Filter the data below for the string "true" and copy each matching line.

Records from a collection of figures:
::::::::::

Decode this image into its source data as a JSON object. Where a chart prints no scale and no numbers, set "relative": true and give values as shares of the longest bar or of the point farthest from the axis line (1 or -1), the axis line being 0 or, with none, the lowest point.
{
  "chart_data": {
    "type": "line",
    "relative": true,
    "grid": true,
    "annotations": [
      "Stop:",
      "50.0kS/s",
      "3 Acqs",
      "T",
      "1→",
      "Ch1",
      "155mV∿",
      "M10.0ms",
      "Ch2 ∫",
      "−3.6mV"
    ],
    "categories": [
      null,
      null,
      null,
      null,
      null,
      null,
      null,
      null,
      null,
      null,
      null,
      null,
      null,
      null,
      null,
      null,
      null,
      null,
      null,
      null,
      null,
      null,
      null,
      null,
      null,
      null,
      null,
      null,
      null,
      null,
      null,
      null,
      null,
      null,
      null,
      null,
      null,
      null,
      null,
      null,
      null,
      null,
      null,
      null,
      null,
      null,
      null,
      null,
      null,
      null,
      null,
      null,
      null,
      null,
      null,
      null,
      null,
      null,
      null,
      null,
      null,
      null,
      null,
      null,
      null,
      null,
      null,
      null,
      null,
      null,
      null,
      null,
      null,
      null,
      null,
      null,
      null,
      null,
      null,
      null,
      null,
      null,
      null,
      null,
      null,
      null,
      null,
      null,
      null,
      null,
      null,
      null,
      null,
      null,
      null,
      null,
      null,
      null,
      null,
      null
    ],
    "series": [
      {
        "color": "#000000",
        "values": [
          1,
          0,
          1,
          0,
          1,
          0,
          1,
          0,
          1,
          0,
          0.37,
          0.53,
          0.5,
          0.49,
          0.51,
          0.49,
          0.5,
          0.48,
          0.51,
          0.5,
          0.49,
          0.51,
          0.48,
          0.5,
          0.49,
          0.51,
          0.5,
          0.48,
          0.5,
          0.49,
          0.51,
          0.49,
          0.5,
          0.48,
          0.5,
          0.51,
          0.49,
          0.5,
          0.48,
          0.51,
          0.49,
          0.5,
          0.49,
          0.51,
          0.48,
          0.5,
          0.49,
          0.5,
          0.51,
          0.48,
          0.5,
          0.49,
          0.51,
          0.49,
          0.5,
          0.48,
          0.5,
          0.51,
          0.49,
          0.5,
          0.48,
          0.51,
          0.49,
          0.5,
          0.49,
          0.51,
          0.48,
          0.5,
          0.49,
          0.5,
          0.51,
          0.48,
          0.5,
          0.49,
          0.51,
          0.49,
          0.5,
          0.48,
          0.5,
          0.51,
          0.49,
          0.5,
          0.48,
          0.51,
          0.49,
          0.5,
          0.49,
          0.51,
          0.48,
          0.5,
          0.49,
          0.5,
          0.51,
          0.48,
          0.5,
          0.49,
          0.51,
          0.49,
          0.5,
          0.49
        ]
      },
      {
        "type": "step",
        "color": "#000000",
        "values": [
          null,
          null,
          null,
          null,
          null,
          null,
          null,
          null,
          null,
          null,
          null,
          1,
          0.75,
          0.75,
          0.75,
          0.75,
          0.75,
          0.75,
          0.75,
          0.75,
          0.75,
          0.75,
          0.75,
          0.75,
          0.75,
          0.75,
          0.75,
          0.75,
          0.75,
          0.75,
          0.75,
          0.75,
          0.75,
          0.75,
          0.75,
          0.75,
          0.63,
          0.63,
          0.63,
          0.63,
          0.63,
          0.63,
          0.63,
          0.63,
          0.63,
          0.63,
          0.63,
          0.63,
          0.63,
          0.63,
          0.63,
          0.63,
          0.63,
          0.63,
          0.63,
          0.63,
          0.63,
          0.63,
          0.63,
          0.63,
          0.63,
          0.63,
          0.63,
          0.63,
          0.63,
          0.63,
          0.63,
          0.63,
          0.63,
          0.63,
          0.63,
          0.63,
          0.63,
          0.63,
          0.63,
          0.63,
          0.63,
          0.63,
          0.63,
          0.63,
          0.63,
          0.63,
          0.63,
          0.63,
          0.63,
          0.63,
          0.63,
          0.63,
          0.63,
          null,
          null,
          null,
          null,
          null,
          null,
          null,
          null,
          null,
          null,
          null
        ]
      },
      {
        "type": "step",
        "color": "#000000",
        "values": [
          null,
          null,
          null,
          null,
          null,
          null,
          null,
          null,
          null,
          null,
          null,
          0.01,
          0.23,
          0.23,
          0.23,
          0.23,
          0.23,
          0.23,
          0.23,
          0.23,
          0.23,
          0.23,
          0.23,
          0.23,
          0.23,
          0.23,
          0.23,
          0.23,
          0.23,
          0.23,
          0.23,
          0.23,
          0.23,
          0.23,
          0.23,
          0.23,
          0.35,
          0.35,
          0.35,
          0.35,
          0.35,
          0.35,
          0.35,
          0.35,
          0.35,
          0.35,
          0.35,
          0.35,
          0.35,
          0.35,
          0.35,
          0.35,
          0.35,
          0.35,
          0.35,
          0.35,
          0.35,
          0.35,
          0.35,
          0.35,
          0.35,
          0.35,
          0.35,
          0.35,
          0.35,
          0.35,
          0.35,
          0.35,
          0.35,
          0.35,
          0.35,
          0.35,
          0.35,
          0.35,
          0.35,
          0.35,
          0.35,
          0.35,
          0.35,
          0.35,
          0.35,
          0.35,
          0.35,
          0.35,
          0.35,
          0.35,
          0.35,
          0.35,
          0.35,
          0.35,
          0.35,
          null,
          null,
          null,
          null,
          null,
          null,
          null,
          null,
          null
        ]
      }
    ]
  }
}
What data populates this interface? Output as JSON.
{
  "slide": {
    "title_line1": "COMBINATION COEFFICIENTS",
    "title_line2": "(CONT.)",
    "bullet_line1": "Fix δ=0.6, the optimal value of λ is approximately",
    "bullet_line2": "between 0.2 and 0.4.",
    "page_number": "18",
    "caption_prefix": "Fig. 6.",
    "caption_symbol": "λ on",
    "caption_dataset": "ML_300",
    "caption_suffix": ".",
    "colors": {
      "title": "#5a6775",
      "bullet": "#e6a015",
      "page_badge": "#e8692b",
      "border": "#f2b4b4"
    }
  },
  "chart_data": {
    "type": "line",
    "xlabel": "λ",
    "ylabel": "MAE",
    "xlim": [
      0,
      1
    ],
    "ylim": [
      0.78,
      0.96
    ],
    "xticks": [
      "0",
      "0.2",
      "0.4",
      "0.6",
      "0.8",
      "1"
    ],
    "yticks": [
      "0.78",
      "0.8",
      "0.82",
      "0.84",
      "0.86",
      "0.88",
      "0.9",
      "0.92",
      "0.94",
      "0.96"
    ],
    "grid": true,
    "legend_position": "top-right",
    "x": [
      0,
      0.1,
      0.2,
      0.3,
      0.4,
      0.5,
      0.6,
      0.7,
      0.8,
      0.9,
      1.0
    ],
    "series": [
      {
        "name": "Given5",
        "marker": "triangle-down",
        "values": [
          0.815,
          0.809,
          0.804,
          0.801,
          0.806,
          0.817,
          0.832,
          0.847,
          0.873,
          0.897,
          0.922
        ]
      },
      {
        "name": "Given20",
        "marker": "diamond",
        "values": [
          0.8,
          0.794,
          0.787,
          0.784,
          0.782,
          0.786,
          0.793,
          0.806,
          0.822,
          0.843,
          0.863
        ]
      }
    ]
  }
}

::::::::::

*ANSWER FOR THIS EXERCISE*.
Decode this image into its source data as a JSON object. Where a chart prints no scale and no numbers, set "relative": true and give values as shares of the longest bar or of the point farthest from the axis line (1 or -1), the axis line being 0 or, with none, the lowest point.
    "relative": true,
    "grid": true,
    "grid": true,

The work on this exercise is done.